## TASK DETAILS
Copy every line of the data in which the word "hình" occurs.

· · · · ·

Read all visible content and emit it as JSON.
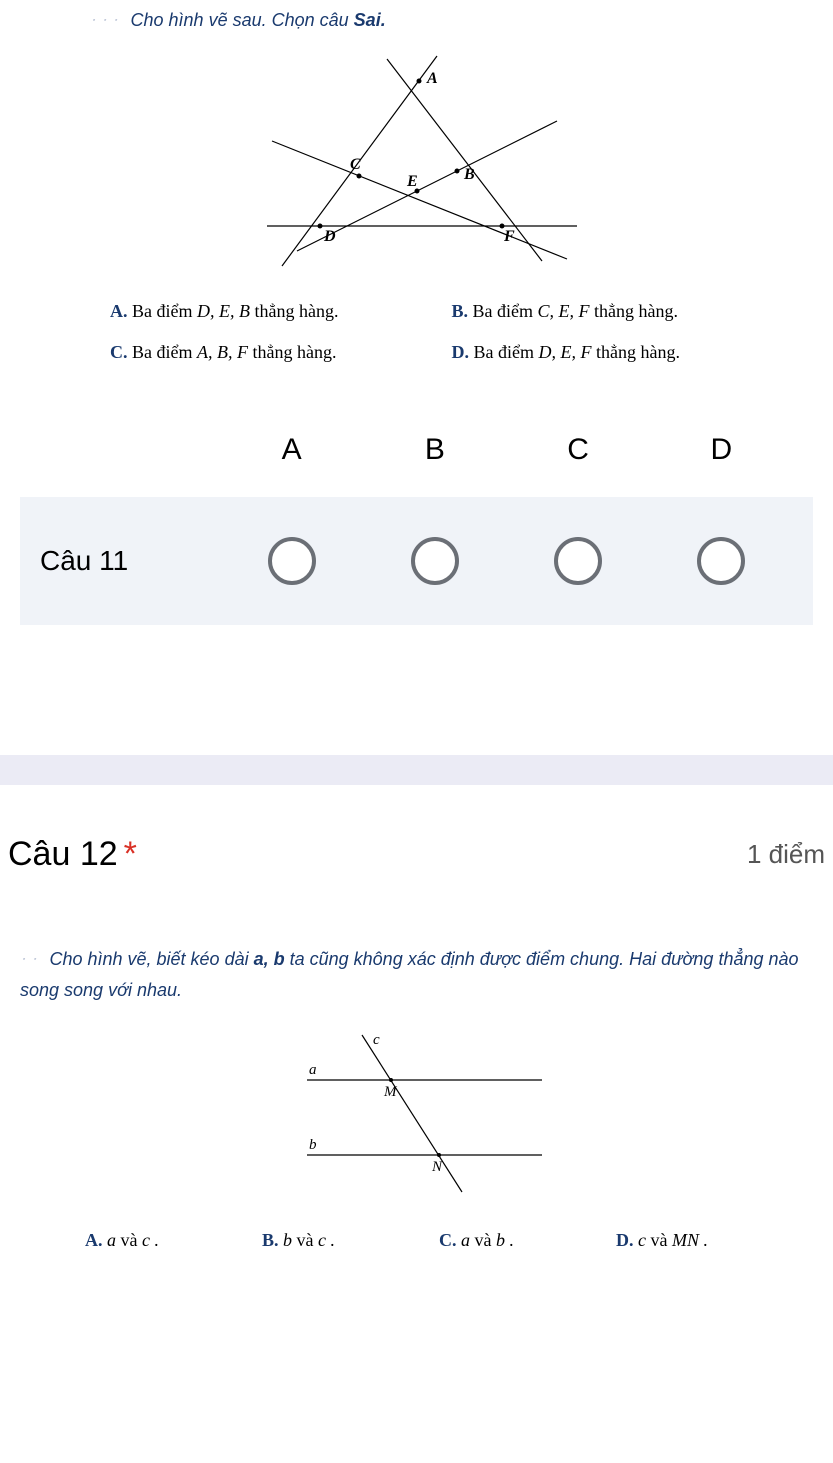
{
  "q11": {
    "prompt_lead": "Cho hình vẽ sau. Chọn câu ",
    "prompt_bold": "Sai.",
    "labels": {
      "A": "A",
      "B": "B",
      "C": "C",
      "D": "D",
      "E": "E",
      "F": "F"
    },
    "options": {
      "A": {
        "letter": "A.",
        "pre": " Ba điểm ",
        "math": "D, E, B",
        "post": " thẳng hàng."
      },
      "B": {
        "letter": "B.",
        "pre": " Ba điểm ",
        "math": "C, E, F",
        "post": " thẳng hàng."
      },
      "C": {
        "letter": "C.",
        "pre": " Ba điểm ",
        "math": "A, B, F",
        "post": " thẳng hàng."
      },
      "D": {
        "letter": "D.",
        "pre": " Ba điểm ",
        "math": "D, E, F",
        "post": " thẳng hàng."
      }
    },
    "header": {
      "A": "A",
      "B": "B",
      "C": "C",
      "D": "D"
    },
    "row_label": "Câu 11"
  },
  "q12": {
    "title": "Câu 12",
    "star": "*",
    "points": "1 điểm",
    "prompt_pre": "Cho hình vẽ, biết kéo dài ",
    "prompt_bold": "a, b",
    "prompt_post": " ta cũng không xác định được điểm chung. Hai đường thẳng nào song song với nhau.",
    "labels": {
      "a": "a",
      "b": "b",
      "c": "c",
      "M": "M",
      "N": "N"
    },
    "options": {
      "A": {
        "letter": "A.",
        "math": " a ",
        "conj": "và",
        "math2": " c ."
      },
      "B": {
        "letter": "B.",
        "math": " b ",
        "conj": "và",
        "math2": " c ."
      },
      "C": {
        "letter": "C.",
        "math": " a ",
        "conj": "và",
        "math2": " b ."
      },
      "D": {
        "letter": "D.",
        "math": " c ",
        "conj": "và",
        "math2": " MN ."
      }
    }
  }
}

· · · · ·

## FINISHED ANSWER
    "prompt_lead": "Cho hình vẽ sau. Chọn câu ",
    "prompt_pre": "Cho hình vẽ, biết kéo dài ",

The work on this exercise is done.